◆ Reading passage
★ ★ ★ ★ ★

The roads are... well let's put it this way. Imagine one of the roads that had been washed away in last years floods in New Hampshire, and that's about the same condition as the roads here. The roads here are atrocious. Young kids and teens get around by walking; the sick, old and farmers by donkeys; and the well to do by dirt bike. Imagine their surprise when the Italians and Americans drove through in HMMWVs and the Afghan National Army drove through in Ford Rangers. Afghanistan has a long road ahead of it, as any country that seeks improvement does. It is our hope that while Afghanistan catches up with the times, it does not forget its long history and unique culture.

Have a Merry Christmas and a Happy New Year!

Tyler

Hello from Kabul, a soldier writes home...

Hello from Kabul,

This morning has been like the past seven mornings.  I woke up to the hum of truck and helicopter engines outside of my plywood house (B-Hut), and the sounds, and smells, of 14 men sharing a space that’s probably too small for 10 men.  I had been left as weapons guard while most of the guys went to get some chow.  Such is the routine that we had formed over the past seven days while we waited to see if our flight westward was going to change… again.

My norm a few months ago consisted of waking up next to Melissa with a good morning kiss, then hopping in the shower, set to the perfect temperature of course, brushing my teeth, taking a drink from the tap if I was thirsty, then putting on my uniform and driving my Jetta to Concord (most likely to be a few minutes late).  My biggest concern for the day was how many fires I would have to put out at work and what I’m going to do for lunch.  On my way back from work I might have called Melissa to see if she wanted to go out for supper or go out for a drink.

★ ★ ★ ★ ★

◆ Task list
a – Answer these questions using the soldier's letters from Afghanistan:
(i) How do the well to do get around on the roads described?
(ii) How many men share the plywood house (B-Hut)?
(iii) What car did the writer drive to Concord?
b – Carry on writing the soldier's letters from Afghanistan, picking up after the final sentence.
None of the records is needed for this work.

◆ Spatial layout data
★ ★ ★ ★ ★

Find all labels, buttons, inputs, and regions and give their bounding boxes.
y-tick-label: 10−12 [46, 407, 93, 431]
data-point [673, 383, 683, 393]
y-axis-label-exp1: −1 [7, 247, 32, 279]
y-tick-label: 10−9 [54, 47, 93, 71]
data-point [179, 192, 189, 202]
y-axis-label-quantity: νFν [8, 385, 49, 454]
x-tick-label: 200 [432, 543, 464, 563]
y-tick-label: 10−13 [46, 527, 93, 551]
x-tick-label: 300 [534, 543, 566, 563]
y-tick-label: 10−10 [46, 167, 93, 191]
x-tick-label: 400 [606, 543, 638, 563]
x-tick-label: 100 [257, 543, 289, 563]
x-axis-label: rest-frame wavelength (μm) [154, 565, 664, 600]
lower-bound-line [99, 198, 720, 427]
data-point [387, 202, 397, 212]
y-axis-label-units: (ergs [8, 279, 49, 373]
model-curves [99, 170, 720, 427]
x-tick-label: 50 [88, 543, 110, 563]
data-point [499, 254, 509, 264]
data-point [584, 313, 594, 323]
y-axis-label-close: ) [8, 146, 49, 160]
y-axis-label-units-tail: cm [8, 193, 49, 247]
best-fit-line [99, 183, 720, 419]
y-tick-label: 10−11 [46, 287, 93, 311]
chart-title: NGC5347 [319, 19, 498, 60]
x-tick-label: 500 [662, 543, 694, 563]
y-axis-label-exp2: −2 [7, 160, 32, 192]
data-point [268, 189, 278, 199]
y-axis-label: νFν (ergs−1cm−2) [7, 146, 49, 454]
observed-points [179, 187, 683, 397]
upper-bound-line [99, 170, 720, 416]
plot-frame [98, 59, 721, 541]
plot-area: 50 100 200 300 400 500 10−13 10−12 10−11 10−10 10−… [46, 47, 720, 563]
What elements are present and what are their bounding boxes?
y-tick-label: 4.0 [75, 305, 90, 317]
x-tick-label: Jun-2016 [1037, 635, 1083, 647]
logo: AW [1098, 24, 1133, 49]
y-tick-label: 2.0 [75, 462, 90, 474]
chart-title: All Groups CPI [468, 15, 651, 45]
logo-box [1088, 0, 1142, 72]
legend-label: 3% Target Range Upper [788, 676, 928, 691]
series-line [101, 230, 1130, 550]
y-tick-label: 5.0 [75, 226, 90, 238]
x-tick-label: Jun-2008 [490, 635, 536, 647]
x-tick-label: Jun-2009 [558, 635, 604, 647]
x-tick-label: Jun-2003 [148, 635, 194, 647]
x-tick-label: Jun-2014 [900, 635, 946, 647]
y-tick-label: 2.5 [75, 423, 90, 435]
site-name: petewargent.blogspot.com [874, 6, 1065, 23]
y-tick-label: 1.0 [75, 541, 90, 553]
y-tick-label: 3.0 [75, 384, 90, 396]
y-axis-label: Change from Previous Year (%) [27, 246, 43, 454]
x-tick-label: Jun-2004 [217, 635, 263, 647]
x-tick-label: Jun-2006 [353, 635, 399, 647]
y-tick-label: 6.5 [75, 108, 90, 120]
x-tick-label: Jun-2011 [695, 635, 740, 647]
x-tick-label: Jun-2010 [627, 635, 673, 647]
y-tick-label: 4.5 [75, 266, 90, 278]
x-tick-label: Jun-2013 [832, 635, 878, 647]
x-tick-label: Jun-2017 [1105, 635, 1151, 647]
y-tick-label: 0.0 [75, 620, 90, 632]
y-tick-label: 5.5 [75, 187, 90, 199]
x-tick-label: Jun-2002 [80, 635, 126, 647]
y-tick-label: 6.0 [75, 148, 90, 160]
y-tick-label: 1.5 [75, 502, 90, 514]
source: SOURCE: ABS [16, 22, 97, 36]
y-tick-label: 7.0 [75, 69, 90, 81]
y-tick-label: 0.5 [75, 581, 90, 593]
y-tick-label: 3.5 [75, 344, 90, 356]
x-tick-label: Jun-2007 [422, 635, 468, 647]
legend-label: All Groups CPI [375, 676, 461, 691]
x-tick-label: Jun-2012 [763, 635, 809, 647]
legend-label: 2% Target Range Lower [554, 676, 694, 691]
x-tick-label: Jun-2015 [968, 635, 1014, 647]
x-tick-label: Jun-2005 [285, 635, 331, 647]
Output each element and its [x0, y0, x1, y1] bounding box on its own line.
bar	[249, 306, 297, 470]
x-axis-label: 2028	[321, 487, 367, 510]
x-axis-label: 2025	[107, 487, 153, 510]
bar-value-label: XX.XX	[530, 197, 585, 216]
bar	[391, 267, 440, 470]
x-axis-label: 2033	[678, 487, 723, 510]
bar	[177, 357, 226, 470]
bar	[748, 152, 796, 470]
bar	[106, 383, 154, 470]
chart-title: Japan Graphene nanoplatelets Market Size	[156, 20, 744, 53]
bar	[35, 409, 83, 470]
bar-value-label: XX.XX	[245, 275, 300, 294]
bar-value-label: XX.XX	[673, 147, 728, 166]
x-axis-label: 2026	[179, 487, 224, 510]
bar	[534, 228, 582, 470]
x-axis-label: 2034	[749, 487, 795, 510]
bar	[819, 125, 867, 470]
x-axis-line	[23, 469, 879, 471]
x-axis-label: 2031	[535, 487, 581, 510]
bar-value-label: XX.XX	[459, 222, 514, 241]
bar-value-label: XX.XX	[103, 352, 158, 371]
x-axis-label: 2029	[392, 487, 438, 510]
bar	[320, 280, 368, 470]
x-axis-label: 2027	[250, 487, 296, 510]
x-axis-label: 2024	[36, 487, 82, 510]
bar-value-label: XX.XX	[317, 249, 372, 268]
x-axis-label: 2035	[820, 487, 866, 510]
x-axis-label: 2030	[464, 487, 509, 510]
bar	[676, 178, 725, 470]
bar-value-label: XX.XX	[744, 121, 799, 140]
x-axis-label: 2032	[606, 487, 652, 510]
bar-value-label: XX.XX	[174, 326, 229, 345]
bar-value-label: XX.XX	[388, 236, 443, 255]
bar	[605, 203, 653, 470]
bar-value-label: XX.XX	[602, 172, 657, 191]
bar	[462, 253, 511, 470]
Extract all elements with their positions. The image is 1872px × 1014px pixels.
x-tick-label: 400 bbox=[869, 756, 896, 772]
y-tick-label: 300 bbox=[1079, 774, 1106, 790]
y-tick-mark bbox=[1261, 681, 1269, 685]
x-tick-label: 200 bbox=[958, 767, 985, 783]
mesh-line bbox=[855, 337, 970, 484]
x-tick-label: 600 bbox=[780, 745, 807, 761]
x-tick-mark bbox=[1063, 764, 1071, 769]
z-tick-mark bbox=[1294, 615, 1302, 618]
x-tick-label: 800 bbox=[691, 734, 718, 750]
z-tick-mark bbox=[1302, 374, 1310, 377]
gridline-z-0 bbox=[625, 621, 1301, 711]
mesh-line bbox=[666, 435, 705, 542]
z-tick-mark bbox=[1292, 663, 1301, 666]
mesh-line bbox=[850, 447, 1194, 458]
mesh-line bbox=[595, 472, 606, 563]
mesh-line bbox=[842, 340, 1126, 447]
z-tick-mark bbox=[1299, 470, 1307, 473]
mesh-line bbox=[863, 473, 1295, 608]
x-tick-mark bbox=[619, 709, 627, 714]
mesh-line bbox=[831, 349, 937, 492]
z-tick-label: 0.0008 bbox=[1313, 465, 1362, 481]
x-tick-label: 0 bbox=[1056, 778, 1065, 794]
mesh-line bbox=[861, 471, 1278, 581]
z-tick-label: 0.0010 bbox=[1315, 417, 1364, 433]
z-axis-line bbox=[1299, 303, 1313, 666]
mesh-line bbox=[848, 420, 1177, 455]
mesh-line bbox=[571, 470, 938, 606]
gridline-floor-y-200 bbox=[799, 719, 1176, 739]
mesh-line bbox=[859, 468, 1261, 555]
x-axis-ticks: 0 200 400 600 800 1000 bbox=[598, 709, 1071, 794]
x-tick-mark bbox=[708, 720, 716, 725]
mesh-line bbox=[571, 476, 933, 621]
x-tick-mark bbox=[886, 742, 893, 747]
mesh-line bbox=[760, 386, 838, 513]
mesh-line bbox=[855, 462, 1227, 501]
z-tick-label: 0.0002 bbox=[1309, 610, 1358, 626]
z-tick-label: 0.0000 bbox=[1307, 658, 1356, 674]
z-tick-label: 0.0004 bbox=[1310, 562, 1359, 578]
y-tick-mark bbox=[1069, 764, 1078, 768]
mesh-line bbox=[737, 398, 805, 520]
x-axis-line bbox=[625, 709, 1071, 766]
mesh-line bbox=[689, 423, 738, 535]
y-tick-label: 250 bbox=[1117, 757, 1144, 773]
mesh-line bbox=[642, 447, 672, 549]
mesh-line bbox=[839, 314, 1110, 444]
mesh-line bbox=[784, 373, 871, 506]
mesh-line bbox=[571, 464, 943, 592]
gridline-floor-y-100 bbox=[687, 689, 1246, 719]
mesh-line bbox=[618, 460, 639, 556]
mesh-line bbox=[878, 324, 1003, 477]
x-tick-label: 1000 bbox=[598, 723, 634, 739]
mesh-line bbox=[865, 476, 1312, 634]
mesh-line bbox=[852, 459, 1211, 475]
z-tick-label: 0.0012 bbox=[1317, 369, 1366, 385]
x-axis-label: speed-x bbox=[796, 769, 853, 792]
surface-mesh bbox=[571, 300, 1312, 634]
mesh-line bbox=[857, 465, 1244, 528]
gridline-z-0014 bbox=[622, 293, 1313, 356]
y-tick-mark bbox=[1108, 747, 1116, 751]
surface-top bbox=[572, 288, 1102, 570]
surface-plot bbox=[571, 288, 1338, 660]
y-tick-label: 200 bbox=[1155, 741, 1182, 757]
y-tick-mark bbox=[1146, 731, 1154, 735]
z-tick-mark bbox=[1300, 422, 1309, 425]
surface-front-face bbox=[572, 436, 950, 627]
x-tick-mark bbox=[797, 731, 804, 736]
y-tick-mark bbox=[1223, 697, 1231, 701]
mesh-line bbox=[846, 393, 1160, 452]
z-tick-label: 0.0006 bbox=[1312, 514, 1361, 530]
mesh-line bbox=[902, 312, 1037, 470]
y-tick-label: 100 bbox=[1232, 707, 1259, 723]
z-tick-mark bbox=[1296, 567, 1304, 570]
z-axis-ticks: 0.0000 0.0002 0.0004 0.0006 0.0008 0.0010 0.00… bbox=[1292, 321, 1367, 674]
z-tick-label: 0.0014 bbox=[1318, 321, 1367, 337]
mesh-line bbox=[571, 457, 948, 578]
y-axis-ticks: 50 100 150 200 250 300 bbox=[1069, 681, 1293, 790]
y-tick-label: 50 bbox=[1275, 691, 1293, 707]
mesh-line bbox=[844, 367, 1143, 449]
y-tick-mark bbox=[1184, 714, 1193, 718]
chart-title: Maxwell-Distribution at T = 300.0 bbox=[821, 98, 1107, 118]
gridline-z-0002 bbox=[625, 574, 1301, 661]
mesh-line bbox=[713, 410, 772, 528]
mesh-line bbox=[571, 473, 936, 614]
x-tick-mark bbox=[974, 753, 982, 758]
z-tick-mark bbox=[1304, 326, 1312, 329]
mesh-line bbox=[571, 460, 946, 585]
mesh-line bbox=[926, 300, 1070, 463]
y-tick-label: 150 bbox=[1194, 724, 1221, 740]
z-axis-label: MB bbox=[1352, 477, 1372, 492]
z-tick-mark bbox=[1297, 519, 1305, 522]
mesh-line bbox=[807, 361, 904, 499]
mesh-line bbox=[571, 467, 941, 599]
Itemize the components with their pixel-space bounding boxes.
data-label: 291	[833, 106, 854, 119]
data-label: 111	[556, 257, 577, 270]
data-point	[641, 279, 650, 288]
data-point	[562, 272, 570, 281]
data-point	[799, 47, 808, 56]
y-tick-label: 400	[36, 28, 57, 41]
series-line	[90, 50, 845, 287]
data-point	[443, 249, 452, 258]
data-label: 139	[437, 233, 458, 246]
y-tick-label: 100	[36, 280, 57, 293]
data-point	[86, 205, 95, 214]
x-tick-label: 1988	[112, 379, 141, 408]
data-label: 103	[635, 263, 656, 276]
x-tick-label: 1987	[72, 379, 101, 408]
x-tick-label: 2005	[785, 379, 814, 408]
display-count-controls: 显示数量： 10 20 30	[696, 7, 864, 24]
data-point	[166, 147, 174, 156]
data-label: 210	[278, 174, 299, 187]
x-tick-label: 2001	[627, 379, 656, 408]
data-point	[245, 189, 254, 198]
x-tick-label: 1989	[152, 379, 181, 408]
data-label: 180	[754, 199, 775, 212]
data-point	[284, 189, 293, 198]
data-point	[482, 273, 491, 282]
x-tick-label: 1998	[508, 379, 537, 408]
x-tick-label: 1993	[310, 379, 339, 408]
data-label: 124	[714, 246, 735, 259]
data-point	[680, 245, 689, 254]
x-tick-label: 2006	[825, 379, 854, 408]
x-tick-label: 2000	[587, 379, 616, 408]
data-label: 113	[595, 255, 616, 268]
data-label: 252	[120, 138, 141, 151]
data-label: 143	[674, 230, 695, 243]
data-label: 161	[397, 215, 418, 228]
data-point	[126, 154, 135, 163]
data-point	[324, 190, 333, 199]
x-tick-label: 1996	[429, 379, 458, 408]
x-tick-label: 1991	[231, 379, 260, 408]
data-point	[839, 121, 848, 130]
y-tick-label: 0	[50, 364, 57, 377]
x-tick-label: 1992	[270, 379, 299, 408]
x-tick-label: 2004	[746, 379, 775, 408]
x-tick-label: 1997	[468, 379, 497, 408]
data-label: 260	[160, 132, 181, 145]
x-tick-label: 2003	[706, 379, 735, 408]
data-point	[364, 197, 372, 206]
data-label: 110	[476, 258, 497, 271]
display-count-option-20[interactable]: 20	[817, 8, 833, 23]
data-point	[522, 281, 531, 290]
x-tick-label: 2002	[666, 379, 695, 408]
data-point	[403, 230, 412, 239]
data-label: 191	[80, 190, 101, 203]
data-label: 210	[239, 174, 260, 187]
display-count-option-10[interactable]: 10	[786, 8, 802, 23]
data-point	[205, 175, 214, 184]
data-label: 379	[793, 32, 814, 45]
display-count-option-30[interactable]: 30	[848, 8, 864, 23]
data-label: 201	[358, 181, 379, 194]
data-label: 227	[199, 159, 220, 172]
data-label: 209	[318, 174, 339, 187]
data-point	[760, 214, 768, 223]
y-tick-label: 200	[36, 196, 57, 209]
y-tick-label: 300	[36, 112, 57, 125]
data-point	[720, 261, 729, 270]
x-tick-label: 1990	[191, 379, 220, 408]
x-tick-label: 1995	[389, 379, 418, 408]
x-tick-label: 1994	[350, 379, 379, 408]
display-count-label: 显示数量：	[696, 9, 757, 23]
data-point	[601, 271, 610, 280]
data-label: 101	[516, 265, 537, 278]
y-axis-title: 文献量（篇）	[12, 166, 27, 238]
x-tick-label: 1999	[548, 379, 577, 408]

★ ★ ★ ★ ★

◆ Answers for the tasks
a –
(i) By dirt bike.
(ii) 14 men.
(iii) A Jetta.

b –
The norm for now is sort of the same, except no Melissa and family (and probably no Melissa and family for up to 10 months), the shower sets the temperature itself, brushing my teeth is fine, but taking a drink from the tap would put me in the care of a doctor for a week or so.  My uniform is still the same, but now I wear suspenders to hold my belt up, mostly because the pistol, magazine of 9mm ammo, and pockets filled with warm gloves, hand sanitizer, GPS, headlamp, and camera add some extra weight.  Getting edible food and drinkable water is an easy task.  The dining facility here at Camp Phoenix in Kabul is operated by the contractor Kellog, Brown, and Route (KBR) and they are open 24 hours a day.  They stockpile bottle water all over post so we typically just grab a couple of cases and leave them at our B-Hut.  Driving around is a little more complex here as well.  It’s preceded by convoy briefs, precombat checks and inspections, instructions on what to do if we encounter insurgents, and putting on an additional 70 to 80 pounds of body armor, protective gear, and ammo.

The sun rises and sets instantly over the Hindu Kush Mountains, controlling the temperature during the day, and creating a prison from which the smog can not escape.  They said that the temperatures here have been relatively warm for this time of year, but where I’m going they say it’s pretty cold.  Last winter was the coldest winter they’ve had in the past 20 years in Afghanistan.  Where I’m going they say it got so cold last winter that the diesel froze, but it also got up to 130 degrees in the summer.  In addition to the cold, it’s very dry and dusty here.  Scarves used as face masks and lotion for your hands are essential to survival here.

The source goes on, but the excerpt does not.